* Job
Scan the lines below for the string "this" and copy every one that has it.

* Raw data
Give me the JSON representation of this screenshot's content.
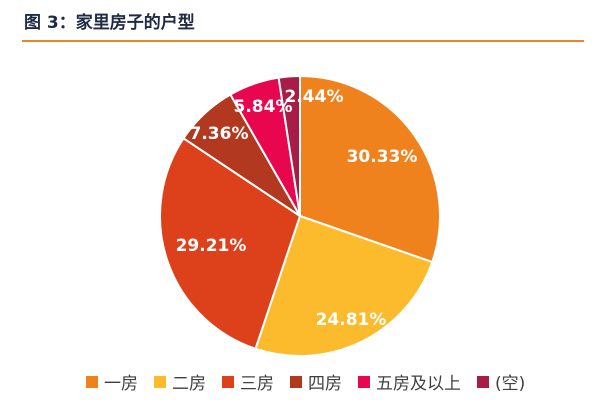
{
  "title": "图 3：家里房子的户型",
  "colors": {
    "rule": "#e8862a",
    "label": "#ffffff",
    "separator": "#ffffff"
  },
  "chart_data": {
    "type": "pie",
    "title": "",
    "slices": [
      {
        "name": "一房",
        "value": 30.33,
        "label": "30.33%",
        "color": "#f0821e"
      },
      {
        "name": "二房",
        "value": 24.81,
        "label": "24.81%",
        "color": "#fbbb2c"
      },
      {
        "name": "三房",
        "value": 29.21,
        "label": "29.21%",
        "color": "#dd411c"
      },
      {
        "name": "四房",
        "value": 7.36,
        "label": "7.36%",
        "color": "#b2391f"
      },
      {
        "name": "五房及以上",
        "value": 5.84,
        "label": "5.84%",
        "color": "#e8064f"
      },
      {
        "name": "(空)",
        "value": 2.44,
        "label": "2.44%",
        "color": "#a81c45"
      }
    ],
    "start_angle_deg": 0,
    "direction": "clockwise",
    "legend_position": "bottom"
  }
}
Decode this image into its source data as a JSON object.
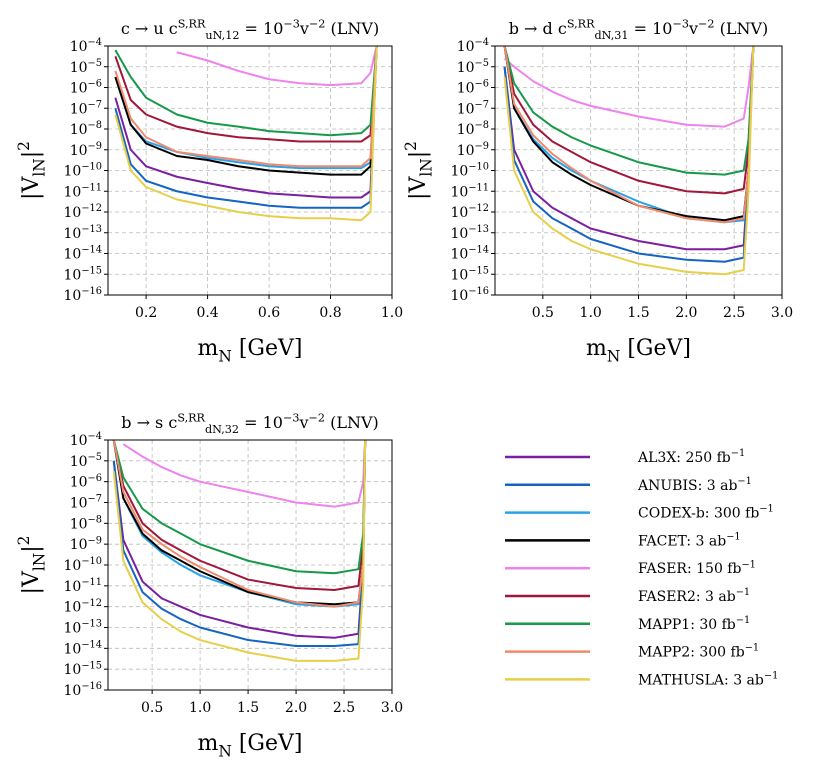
{
  "chart_data": [
    {
      "type": "line",
      "title": "c → u   c^{S,RR}_{uN,12} = 10^{−3}v^{−2} (LNV)",
      "xlabel": "m_{N} [GeV]",
      "ylabel": "|V_{lN}|^{2}",
      "yscale": "log",
      "grid": true,
      "xlim": [
        0.076,
        1.0
      ],
      "ylim": [
        1e-16,
        0.0001
      ],
      "xticks": [
        0.2,
        0.4,
        0.6,
        0.8,
        {
          "value": 1.0,
          "label": "1.0"
        }
      ],
      "yticks": [
        {
          "value": 1e-16,
          "label": "10^{−16}"
        },
        {
          "value": 1e-15,
          "label": "10^{−15}"
        },
        {
          "value": 1e-14,
          "label": "10^{−14}"
        },
        {
          "value": 1e-13,
          "label": "10^{−13}"
        },
        {
          "value": 1e-12,
          "label": "10^{−12}"
        },
        {
          "value": 1e-11,
          "label": "10^{−11}"
        },
        {
          "value": 1e-10,
          "label": "10^{−10}"
        },
        {
          "value": 1e-09,
          "label": "10^{−9}"
        },
        {
          "value": 1e-08,
          "label": "10^{−8}"
        },
        {
          "value": 1e-07,
          "label": "10^{−7}"
        },
        {
          "value": 1e-06,
          "label": "10^{−6}"
        },
        {
          "value": 1e-05,
          "label": "10^{−5}"
        },
        {
          "value": 0.0001,
          "label": "10^{−4}"
        }
      ],
      "x": [
        0.1,
        0.15,
        0.2,
        0.3,
        0.4,
        0.5,
        0.6,
        0.7,
        0.8,
        0.9,
        0.93,
        0.95
      ],
      "series": [
        {
          "name": "AL3X: 250 fb^{−1}",
          "color": "#7b1fa2",
          "values": [
            3.2e-07,
            1e-09,
            1.6e-10,
            5e-11,
            2.5e-11,
            1.3e-11,
            7.9e-12,
            6.3e-12,
            5e-12,
            5e-12,
            1e-11,
            0.0001
          ]
        },
        {
          "name": "ANUBIS: 3 ab^{−1}",
          "color": "#1565c0",
          "values": [
            1e-07,
            2e-10,
            3.2e-11,
            1e-11,
            5e-12,
            3.2e-12,
            2e-12,
            1.6e-12,
            1.6e-12,
            1.6e-12,
            3.2e-12,
            0.0001
          ]
        },
        {
          "name": "CODEX-b: 300 fb^{−1}",
          "color": "#29a3e8",
          "values": [
            3.2e-06,
            1.6e-08,
            2.5e-09,
            7.9e-10,
            4e-10,
            2.5e-10,
            1.6e-10,
            1.3e-10,
            1.3e-10,
            1.3e-10,
            2.5e-10,
            0.0001
          ]
        },
        {
          "name": "FACET: 3 ab^{−1}",
          "color": "#000000",
          "values": [
            3.2e-06,
            1.6e-08,
            2e-09,
            5e-10,
            3.2e-10,
            1.6e-10,
            1e-10,
            7.9e-11,
            6.3e-11,
            6.3e-11,
            1.6e-10,
            0.0001
          ]
        },
        {
          "name": "FASER: 150 fb^{−1}",
          "color": "#ee82ee",
          "values": [
            null,
            null,
            null,
            5e-05,
            2e-05,
            6.3e-06,
            2.5e-06,
            1.6e-06,
            1.3e-06,
            1.6e-06,
            5e-06,
            0.0001
          ]
        },
        {
          "name": "FASER2: 3 ab^{−1}",
          "color": "#a0173a",
          "values": [
            3.2e-05,
            2.5e-07,
            5e-08,
            1.3e-08,
            6.3e-09,
            4e-09,
            3.2e-09,
            2.5e-09,
            2.5e-09,
            2.5e-09,
            5e-09,
            0.0001
          ]
        },
        {
          "name": "MAPP1: 30 fb^{−1}",
          "color": "#17994a",
          "values": [
            6.3e-05,
            3.2e-06,
            3.2e-07,
            5e-08,
            2e-08,
            1.3e-08,
            7.9e-09,
            6.3e-09,
            5e-09,
            6.3e-09,
            1.6e-08,
            0.0001
          ]
        },
        {
          "name": "MAPP2: 300 fb^{−1}",
          "color": "#f08a6c",
          "values": [
            6.3e-06,
            3.2e-08,
            4e-09,
            7.9e-10,
            5e-10,
            3.2e-10,
            2e-10,
            1.6e-10,
            1.6e-10,
            1.6e-10,
            4e-10,
            0.0001
          ]
        },
        {
          "name": "MATHUSLA: 3 ab^{−1}",
          "color": "#e6cf4a",
          "values": [
            5e-08,
            1e-10,
            1.6e-11,
            4e-12,
            2e-12,
            1e-12,
            6.3e-13,
            5e-13,
            5e-13,
            4e-13,
            1e-12,
            0.0001
          ]
        }
      ]
    },
    {
      "type": "line",
      "title": "b → d   c^{S,RR}_{dN,31} = 10^{−3}v^{−2} (LNV)",
      "xlabel": "m_{N} [GeV]",
      "ylabel": "|V_{lN}|^{2}",
      "yscale": "log",
      "grid": true,
      "xlim": [
        0.0,
        3.0
      ],
      "ylim": [
        1e-16,
        0.0001
      ],
      "xticks": [
        0.5,
        {
          "value": 1.0,
          "label": "1.0"
        },
        1.5,
        {
          "value": 2.0,
          "label": "2.0"
        },
        2.5,
        {
          "value": 3.0,
          "label": "3.0"
        }
      ],
      "yticks": [
        {
          "value": 1e-16,
          "label": "10^{−16}"
        },
        {
          "value": 1e-15,
          "label": "10^{−15}"
        },
        {
          "value": 1e-14,
          "label": "10^{−14}"
        },
        {
          "value": 1e-13,
          "label": "10^{−13}"
        },
        {
          "value": 1e-12,
          "label": "10^{−12}"
        },
        {
          "value": 1e-11,
          "label": "10^{−11}"
        },
        {
          "value": 1e-10,
          "label": "10^{−10}"
        },
        {
          "value": 1e-09,
          "label": "10^{−9}"
        },
        {
          "value": 1e-08,
          "label": "10^{−8}"
        },
        {
          "value": 1e-07,
          "label": "10^{−7}"
        },
        {
          "value": 1e-06,
          "label": "10^{−6}"
        },
        {
          "value": 1e-05,
          "label": "10^{−5}"
        },
        {
          "value": 0.0001,
          "label": "10^{−4}"
        }
      ],
      "x": [
        0.1,
        0.2,
        0.4,
        0.6,
        0.8,
        1.0,
        1.5,
        2.0,
        2.4,
        2.6,
        2.65,
        2.7
      ],
      "series": [
        {
          "color": "#7b1fa2",
          "values": [
            1e-05,
            1e-09,
            1e-11,
            1.6e-12,
            5e-13,
            1.6e-13,
            4e-14,
            1.6e-14,
            1.6e-14,
            2.5e-14,
            1e-10,
            0.0001
          ]
        },
        {
          "color": "#1565c0",
          "values": [
            1e-05,
            3.2e-10,
            3.2e-12,
            5e-13,
            1.6e-13,
            5e-14,
            1e-14,
            5e-15,
            4e-15,
            6.3e-15,
            1e-10,
            0.0001
          ]
        },
        {
          "color": "#29a3e8",
          "values": [
            0.0001,
            1e-07,
            3.2e-09,
            4e-10,
            1e-10,
            3.2e-11,
            3.2e-12,
            5e-13,
            3.2e-13,
            4e-13,
            1e-10,
            0.0001
          ]
        },
        {
          "color": "#000000",
          "values": [
            0.0001,
            1e-07,
            2.5e-09,
            2.5e-10,
            6.3e-11,
            2e-11,
            2e-12,
            6.3e-13,
            4e-13,
            6.3e-13,
            1e-10,
            0.0001
          ]
        },
        {
          "color": "#ee82ee",
          "values": [
            2.5e-05,
            1e-05,
            2e-06,
            6.3e-07,
            2.5e-07,
            1.3e-07,
            4e-08,
            1.6e-08,
            1.3e-08,
            3.2e-08,
            1e-06,
            0.0001
          ]
        },
        {
          "color": "#a0173a",
          "values": [
            0.0001,
            5e-07,
            1.6e-08,
            2.5e-09,
            7.9e-10,
            2.5e-10,
            3.2e-11,
            1e-11,
            7.9e-12,
            1.3e-11,
            1e-09,
            0.0001
          ]
        },
        {
          "color": "#17994a",
          "values": [
            0.0001,
            1.6e-06,
            6.3e-08,
            1.3e-08,
            4e-09,
            1.6e-09,
            2.5e-10,
            7.9e-11,
            6.3e-11,
            1e-10,
            3.2e-09,
            0.0001
          ]
        },
        {
          "color": "#f08a6c",
          "values": [
            0.0001,
            1.6e-07,
            5e-09,
            6.3e-10,
            1.3e-10,
            3.2e-11,
            2e-12,
            5e-13,
            3.2e-13,
            5e-13,
            1e-10,
            0.0001
          ]
        },
        {
          "color": "#e6cf4a",
          "values": [
            3.2e-06,
            1e-10,
            1e-12,
            1.6e-13,
            4e-14,
            1.6e-14,
            3.2e-15,
            1.3e-15,
            1e-15,
            1.6e-15,
            1e-11,
            0.0001
          ]
        }
      ]
    },
    {
      "type": "line",
      "title": "b → s   c^{S,RR}_{dN,32} = 10^{−3}v^{−2} (LNV)",
      "xlabel": "m_{N} [GeV]",
      "ylabel": "|V_{lN}|^{2}",
      "yscale": "log",
      "grid": true,
      "xlim": [
        0.04,
        3.0
      ],
      "ylim": [
        1e-16,
        0.0001
      ],
      "xticks": [
        0.5,
        {
          "value": 1.0,
          "label": "1.0"
        },
        1.5,
        {
          "value": 2.0,
          "label": "2.0"
        },
        2.5,
        {
          "value": 3.0,
          "label": "3.0"
        }
      ],
      "yticks": [
        {
          "value": 1e-16,
          "label": "10^{−16}"
        },
        {
          "value": 1e-15,
          "label": "10^{−15}"
        },
        {
          "value": 1e-14,
          "label": "10^{−14}"
        },
        {
          "value": 1e-13,
          "label": "10^{−13}"
        },
        {
          "value": 1e-12,
          "label": "10^{−12}"
        },
        {
          "value": 1e-11,
          "label": "10^{−11}"
        },
        {
          "value": 1e-10,
          "label": "10^{−10}"
        },
        {
          "value": 1e-09,
          "label": "10^{−9}"
        },
        {
          "value": 1e-08,
          "label": "10^{−8}"
        },
        {
          "value": 1e-07,
          "label": "10^{−7}"
        },
        {
          "value": 1e-06,
          "label": "10^{−6}"
        },
        {
          "value": 1e-05,
          "label": "10^{−5}"
        },
        {
          "value": 0.0001,
          "label": "10^{−4}"
        }
      ],
      "x": [
        0.1,
        0.2,
        0.4,
        0.6,
        0.8,
        1.0,
        1.5,
        2.0,
        2.4,
        2.65,
        2.7,
        2.72
      ],
      "series": [
        {
          "color": "#7b1fa2",
          "values": [
            1e-05,
            1.6e-09,
            1.6e-11,
            2.5e-12,
            1e-12,
            4e-13,
            1e-13,
            4e-14,
            3.2e-14,
            5e-14,
            1e-10,
            0.0001
          ]
        },
        {
          "color": "#1565c0",
          "values": [
            1e-05,
            5e-10,
            5e-12,
            7.9e-13,
            2.5e-13,
            1e-13,
            2.5e-14,
            1.3e-14,
            1.3e-14,
            1.6e-14,
            1e-10,
            0.0001
          ]
        },
        {
          "color": "#29a3e8",
          "values": [
            0.0001,
            1.6e-07,
            2.5e-09,
            4e-10,
            1e-10,
            3.2e-11,
            5e-12,
            1.3e-12,
            1e-12,
            1.3e-12,
            1e-10,
            0.0001
          ]
        },
        {
          "color": "#000000",
          "values": [
            0.0001,
            1.6e-07,
            3.2e-09,
            5e-10,
            1.6e-10,
            5e-11,
            5e-12,
            1.6e-12,
            1.3e-12,
            1.6e-12,
            1e-10,
            0.0001
          ]
        },
        {
          "color": "#ee82ee",
          "values": [
            null,
            6.3e-05,
            1.6e-05,
            5e-06,
            2e-06,
            1e-06,
            3.2e-07,
            1e-07,
            6.3e-08,
            1e-07,
            1e-06,
            0.0001
          ]
        },
        {
          "color": "#a0173a",
          "values": [
            0.0001,
            6.3e-07,
            1e-08,
            1.6e-09,
            5e-10,
            1.6e-10,
            2e-11,
            7.9e-12,
            6.3e-12,
            1e-11,
            1e-09,
            0.0001
          ]
        },
        {
          "color": "#17994a",
          "values": [
            0.0001,
            1.6e-06,
            5e-08,
            1e-08,
            3.2e-09,
            1e-09,
            1.6e-10,
            5e-11,
            4e-11,
            6.3e-11,
            3.2e-09,
            0.0001
          ]
        },
        {
          "color": "#f08a6c",
          "values": [
            0.0001,
            3.2e-07,
            5e-09,
            1e-09,
            2.5e-10,
            7.9e-11,
            6.3e-12,
            1.6e-12,
            1e-12,
            1.6e-12,
            1e-10,
            0.0001
          ]
        },
        {
          "color": "#e6cf4a",
          "values": [
            3.2e-06,
            1.6e-10,
            1.6e-12,
            2.5e-13,
            6.3e-14,
            2.5e-14,
            6.3e-15,
            2.5e-15,
            2.5e-15,
            3.2e-15,
            1e-11,
            0.0001
          ]
        }
      ]
    }
  ]
}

* Response to the exercise
Give me the JSON representation of this screenshot's content.
Decode this image into its source data as a JSON object.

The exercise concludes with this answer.